• **Assignment**
The word "JSON" occurs in some of the lines below; copy each of those lines.

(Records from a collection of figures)
______________________________

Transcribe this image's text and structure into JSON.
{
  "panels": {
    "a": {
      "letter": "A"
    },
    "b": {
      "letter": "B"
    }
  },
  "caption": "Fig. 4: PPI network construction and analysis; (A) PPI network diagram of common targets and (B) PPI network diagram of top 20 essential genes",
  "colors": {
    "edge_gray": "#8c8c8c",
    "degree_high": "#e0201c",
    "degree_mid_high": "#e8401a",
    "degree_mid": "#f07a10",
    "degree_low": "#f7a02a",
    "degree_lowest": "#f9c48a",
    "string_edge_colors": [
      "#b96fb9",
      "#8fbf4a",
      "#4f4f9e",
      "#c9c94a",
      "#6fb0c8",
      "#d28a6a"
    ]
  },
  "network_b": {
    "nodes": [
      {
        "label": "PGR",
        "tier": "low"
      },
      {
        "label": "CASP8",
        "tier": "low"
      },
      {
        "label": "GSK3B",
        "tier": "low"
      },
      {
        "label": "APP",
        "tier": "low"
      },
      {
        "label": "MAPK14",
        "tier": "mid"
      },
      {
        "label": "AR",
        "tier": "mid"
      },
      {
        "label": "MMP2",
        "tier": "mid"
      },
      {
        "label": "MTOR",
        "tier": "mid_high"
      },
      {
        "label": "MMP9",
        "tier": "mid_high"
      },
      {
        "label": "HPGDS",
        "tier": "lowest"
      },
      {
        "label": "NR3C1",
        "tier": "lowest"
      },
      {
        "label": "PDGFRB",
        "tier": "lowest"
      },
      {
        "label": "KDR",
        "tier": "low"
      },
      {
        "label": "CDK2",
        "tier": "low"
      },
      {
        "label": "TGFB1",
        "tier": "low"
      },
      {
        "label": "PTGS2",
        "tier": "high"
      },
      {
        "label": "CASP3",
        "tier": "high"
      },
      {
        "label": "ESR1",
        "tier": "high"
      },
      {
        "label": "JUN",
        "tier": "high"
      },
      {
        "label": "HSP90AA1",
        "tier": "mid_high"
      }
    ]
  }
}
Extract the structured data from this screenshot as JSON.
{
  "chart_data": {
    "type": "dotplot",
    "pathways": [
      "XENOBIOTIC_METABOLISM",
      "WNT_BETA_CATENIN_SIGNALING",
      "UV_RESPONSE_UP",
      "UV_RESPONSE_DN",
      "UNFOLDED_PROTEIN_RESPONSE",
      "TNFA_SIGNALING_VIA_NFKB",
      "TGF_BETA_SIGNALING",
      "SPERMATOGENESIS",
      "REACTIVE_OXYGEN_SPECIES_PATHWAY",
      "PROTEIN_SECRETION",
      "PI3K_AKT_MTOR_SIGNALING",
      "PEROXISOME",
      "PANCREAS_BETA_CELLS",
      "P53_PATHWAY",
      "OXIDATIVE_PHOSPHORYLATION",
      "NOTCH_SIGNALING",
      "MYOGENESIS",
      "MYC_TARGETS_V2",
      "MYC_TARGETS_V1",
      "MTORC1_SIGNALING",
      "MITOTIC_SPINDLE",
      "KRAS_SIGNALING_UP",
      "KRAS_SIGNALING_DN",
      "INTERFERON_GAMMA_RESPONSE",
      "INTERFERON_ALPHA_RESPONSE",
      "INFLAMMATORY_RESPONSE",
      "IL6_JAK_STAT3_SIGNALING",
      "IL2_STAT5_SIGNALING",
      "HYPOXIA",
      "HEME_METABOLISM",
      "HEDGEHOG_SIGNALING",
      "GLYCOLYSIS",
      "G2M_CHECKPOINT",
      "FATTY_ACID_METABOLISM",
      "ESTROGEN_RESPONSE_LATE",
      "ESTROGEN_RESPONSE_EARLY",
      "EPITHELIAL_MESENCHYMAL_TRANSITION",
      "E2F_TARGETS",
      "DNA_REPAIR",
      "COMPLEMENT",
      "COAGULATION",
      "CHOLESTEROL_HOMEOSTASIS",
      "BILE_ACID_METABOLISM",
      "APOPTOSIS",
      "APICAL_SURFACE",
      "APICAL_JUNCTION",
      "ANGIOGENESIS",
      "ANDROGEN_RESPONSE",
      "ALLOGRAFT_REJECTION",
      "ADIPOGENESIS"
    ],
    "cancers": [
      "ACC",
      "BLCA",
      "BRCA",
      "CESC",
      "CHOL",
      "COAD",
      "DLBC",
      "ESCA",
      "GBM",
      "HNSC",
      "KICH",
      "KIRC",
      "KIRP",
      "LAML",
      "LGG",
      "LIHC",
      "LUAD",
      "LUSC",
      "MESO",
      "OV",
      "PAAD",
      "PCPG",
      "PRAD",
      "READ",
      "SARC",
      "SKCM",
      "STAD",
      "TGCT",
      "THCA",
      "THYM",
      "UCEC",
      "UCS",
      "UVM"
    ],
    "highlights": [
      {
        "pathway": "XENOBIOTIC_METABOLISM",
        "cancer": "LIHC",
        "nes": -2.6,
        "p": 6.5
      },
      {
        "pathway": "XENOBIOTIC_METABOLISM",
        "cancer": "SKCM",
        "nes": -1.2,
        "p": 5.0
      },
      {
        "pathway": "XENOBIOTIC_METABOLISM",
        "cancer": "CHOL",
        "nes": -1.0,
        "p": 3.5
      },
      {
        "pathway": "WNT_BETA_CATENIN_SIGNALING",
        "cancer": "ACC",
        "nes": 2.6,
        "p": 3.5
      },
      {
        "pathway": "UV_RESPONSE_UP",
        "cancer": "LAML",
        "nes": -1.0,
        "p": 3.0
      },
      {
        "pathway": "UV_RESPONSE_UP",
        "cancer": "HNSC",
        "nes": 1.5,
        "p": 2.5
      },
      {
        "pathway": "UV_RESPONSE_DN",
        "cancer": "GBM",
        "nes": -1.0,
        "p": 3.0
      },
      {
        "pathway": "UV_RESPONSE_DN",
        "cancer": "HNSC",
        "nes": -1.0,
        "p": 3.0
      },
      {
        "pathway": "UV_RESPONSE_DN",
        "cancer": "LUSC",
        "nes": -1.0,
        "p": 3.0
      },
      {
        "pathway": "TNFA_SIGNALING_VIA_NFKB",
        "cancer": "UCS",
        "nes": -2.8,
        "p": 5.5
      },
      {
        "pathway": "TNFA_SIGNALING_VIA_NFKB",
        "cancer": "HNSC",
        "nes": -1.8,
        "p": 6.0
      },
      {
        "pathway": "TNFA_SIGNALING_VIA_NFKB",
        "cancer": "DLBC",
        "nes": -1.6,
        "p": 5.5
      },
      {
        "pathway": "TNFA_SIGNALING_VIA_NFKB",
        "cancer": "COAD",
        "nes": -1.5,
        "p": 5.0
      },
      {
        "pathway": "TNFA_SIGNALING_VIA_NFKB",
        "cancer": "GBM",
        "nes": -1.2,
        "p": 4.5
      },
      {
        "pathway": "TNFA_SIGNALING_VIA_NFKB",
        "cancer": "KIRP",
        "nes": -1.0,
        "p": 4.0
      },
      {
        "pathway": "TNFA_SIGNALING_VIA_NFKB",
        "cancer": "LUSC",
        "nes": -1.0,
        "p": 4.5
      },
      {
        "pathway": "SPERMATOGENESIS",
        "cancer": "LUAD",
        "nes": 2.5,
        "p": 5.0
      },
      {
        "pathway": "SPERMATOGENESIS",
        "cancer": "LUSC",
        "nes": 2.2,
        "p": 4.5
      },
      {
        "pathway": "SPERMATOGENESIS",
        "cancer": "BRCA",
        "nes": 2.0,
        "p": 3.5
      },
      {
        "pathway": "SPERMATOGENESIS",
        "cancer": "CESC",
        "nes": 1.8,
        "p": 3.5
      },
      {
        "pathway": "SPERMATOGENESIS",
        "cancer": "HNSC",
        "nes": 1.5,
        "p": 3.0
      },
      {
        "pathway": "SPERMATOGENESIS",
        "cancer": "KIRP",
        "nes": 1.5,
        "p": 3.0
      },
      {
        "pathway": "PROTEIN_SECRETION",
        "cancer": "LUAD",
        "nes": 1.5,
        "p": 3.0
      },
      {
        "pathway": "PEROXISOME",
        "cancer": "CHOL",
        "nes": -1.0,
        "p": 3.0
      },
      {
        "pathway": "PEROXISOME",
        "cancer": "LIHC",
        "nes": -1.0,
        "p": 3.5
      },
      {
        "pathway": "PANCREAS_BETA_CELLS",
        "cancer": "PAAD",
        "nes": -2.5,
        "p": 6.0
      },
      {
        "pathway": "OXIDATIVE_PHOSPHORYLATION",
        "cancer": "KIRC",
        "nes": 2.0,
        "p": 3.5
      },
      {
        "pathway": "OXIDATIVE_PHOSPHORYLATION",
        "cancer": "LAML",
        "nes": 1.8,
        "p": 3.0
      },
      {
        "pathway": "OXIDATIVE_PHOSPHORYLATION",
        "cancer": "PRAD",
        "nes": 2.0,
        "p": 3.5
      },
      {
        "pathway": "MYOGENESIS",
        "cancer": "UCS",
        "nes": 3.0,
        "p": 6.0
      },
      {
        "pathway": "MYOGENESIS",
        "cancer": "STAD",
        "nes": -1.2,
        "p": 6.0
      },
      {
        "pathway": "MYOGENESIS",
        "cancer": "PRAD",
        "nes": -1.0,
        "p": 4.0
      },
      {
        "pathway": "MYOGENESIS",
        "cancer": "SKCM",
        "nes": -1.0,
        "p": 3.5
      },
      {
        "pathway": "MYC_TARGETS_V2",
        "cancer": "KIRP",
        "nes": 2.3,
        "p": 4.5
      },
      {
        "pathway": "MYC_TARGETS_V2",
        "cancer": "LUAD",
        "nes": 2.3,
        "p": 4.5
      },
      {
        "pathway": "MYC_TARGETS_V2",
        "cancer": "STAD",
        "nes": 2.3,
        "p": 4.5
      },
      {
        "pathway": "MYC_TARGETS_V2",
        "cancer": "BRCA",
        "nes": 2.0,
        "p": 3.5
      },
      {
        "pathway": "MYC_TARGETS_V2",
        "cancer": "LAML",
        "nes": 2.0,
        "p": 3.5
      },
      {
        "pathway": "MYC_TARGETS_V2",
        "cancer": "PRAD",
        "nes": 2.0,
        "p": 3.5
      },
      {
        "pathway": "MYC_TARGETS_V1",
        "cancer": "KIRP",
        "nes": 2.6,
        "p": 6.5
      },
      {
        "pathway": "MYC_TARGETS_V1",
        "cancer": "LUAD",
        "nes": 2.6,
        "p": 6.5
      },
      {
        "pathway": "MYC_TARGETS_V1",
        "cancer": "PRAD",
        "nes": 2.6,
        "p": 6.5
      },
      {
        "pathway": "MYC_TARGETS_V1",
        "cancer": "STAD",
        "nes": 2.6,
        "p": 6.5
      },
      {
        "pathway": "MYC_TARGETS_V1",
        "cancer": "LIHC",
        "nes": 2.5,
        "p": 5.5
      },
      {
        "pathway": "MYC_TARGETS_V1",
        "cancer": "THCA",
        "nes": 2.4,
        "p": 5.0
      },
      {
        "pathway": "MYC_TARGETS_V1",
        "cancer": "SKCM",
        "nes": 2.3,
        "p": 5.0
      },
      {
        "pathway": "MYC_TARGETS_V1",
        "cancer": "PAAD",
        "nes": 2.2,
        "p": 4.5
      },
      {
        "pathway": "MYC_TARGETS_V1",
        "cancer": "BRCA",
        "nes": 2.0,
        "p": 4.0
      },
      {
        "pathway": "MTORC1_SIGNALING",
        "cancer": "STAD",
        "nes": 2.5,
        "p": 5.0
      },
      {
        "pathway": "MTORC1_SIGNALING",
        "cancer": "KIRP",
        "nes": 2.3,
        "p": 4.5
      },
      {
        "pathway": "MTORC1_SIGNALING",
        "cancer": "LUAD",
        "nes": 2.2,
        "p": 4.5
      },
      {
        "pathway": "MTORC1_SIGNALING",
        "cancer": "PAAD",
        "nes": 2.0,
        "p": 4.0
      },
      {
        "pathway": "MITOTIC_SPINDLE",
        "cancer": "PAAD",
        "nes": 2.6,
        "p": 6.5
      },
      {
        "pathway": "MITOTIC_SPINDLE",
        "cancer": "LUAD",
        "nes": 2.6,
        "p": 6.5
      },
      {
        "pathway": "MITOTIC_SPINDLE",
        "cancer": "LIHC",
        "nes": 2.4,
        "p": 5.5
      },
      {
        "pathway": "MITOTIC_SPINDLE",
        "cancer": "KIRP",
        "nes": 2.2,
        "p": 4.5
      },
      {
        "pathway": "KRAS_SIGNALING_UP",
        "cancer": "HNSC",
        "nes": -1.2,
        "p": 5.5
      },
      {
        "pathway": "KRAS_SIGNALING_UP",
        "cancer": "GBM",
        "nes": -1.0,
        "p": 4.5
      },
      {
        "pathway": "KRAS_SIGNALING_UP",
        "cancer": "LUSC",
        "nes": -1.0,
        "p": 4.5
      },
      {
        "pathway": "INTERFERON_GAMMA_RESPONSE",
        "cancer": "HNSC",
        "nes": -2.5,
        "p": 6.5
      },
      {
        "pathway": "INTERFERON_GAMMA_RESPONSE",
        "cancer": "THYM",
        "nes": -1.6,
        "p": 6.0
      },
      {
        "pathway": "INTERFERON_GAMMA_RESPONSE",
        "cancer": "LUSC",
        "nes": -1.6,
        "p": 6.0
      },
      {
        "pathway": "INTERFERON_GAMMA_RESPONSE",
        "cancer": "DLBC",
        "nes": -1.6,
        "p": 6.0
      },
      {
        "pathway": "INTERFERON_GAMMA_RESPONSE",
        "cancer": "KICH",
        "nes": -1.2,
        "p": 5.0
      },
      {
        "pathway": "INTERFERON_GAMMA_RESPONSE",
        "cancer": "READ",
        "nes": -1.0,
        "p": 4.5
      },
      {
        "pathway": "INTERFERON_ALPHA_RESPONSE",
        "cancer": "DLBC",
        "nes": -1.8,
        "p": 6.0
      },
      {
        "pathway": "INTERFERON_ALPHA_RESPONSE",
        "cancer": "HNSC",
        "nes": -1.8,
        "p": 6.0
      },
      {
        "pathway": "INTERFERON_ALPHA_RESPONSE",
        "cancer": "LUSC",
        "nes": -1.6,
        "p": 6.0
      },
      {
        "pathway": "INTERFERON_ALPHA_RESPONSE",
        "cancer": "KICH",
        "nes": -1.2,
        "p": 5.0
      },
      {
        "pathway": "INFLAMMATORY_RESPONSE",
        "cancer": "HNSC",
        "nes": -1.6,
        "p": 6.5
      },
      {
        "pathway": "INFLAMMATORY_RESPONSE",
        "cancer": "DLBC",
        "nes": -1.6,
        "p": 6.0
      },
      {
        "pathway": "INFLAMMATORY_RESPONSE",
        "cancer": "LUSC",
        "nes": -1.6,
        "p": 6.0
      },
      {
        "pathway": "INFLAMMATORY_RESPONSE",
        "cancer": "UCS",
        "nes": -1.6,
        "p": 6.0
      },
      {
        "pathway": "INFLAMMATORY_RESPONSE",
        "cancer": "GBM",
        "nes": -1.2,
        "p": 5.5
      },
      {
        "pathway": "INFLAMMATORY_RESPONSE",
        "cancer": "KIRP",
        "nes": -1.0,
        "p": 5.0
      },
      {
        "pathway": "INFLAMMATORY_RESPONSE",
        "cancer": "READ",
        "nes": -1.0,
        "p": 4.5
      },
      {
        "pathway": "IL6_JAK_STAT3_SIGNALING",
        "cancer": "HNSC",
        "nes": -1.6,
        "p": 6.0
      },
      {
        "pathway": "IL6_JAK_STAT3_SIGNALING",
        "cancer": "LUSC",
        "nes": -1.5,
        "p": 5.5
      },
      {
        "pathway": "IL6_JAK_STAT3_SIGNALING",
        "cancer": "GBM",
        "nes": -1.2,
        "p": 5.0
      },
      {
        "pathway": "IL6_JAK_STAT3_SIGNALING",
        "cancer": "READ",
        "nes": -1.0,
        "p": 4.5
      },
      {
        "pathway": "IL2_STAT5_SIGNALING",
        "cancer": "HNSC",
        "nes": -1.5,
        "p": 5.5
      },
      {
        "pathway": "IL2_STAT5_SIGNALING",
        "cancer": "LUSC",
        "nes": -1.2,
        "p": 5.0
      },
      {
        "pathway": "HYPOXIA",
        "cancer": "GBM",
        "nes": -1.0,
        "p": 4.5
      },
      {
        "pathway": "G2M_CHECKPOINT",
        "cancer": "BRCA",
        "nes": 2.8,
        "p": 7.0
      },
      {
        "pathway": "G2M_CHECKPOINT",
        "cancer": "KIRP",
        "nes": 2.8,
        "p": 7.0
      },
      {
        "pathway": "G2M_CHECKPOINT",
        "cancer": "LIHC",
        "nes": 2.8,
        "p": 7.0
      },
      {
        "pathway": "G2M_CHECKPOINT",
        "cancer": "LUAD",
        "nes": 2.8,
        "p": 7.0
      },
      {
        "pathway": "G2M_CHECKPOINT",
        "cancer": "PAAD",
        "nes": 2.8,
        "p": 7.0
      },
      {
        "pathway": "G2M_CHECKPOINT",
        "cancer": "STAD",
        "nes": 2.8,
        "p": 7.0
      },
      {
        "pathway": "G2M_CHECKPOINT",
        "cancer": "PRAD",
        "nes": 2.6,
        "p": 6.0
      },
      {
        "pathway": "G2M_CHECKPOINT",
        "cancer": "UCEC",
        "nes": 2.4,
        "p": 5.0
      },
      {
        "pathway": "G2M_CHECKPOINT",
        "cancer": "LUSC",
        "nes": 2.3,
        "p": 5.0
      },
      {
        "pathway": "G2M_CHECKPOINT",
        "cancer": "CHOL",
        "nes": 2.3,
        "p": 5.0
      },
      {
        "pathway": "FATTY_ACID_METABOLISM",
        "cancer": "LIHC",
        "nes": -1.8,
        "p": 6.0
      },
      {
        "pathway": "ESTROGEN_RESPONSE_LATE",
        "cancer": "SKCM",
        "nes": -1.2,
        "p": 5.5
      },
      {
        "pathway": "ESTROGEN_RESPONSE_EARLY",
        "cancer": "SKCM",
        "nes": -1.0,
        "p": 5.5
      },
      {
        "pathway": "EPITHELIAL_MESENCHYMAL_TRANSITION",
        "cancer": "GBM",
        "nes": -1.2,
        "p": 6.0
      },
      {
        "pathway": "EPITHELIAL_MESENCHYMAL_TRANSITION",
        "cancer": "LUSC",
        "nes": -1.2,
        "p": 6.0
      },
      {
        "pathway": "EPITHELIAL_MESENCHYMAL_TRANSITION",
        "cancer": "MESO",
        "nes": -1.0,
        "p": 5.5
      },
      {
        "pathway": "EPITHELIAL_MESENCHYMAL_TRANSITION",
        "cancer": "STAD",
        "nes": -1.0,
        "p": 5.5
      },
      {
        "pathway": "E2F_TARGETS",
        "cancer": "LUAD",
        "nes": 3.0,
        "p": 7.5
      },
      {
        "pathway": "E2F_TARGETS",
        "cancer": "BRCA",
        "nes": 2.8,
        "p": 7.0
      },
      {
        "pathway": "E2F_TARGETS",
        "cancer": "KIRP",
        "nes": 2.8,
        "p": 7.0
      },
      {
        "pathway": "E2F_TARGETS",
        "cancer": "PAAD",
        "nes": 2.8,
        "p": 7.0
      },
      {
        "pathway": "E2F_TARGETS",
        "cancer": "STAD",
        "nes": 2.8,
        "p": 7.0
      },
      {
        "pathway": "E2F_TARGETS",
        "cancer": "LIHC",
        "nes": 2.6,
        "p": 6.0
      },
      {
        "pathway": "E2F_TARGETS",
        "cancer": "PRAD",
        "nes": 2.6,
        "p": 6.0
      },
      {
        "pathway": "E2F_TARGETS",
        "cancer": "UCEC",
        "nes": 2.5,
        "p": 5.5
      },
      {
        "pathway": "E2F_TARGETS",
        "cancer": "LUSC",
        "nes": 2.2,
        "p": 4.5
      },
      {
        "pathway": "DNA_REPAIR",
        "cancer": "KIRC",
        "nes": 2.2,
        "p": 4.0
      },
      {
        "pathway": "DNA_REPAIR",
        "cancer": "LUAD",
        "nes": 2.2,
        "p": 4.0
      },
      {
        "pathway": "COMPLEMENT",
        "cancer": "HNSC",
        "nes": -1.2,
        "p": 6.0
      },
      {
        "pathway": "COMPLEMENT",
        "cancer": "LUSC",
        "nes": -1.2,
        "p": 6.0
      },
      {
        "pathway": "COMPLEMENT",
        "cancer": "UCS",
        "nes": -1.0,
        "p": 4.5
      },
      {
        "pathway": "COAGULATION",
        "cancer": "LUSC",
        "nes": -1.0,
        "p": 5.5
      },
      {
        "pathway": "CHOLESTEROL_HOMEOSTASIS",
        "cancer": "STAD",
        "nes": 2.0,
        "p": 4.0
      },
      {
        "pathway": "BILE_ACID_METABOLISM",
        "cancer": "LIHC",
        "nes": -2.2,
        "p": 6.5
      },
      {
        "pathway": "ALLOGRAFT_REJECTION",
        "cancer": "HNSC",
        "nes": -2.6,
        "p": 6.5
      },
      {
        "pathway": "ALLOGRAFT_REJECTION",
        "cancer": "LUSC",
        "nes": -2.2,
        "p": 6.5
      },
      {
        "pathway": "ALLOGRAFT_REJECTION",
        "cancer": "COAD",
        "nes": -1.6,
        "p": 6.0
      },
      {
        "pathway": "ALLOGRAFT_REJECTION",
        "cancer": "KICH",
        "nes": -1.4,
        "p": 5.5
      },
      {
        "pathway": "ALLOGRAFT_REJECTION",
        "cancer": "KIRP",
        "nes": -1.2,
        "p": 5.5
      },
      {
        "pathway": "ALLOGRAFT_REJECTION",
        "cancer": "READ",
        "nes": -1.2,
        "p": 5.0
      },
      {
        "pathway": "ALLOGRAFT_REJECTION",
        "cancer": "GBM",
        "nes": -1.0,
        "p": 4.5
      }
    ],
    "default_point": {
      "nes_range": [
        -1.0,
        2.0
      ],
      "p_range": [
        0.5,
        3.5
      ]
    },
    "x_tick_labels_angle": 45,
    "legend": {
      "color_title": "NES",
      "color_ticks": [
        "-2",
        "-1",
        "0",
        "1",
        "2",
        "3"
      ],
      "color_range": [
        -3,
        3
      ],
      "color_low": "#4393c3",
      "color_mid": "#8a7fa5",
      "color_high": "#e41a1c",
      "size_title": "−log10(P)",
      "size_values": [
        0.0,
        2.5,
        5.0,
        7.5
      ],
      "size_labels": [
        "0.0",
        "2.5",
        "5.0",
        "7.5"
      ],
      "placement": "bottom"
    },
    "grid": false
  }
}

______________________________

• **The completed task**
Transcribe this image's text and structure into JSON.
Extract the structured data from this screenshot as JSON.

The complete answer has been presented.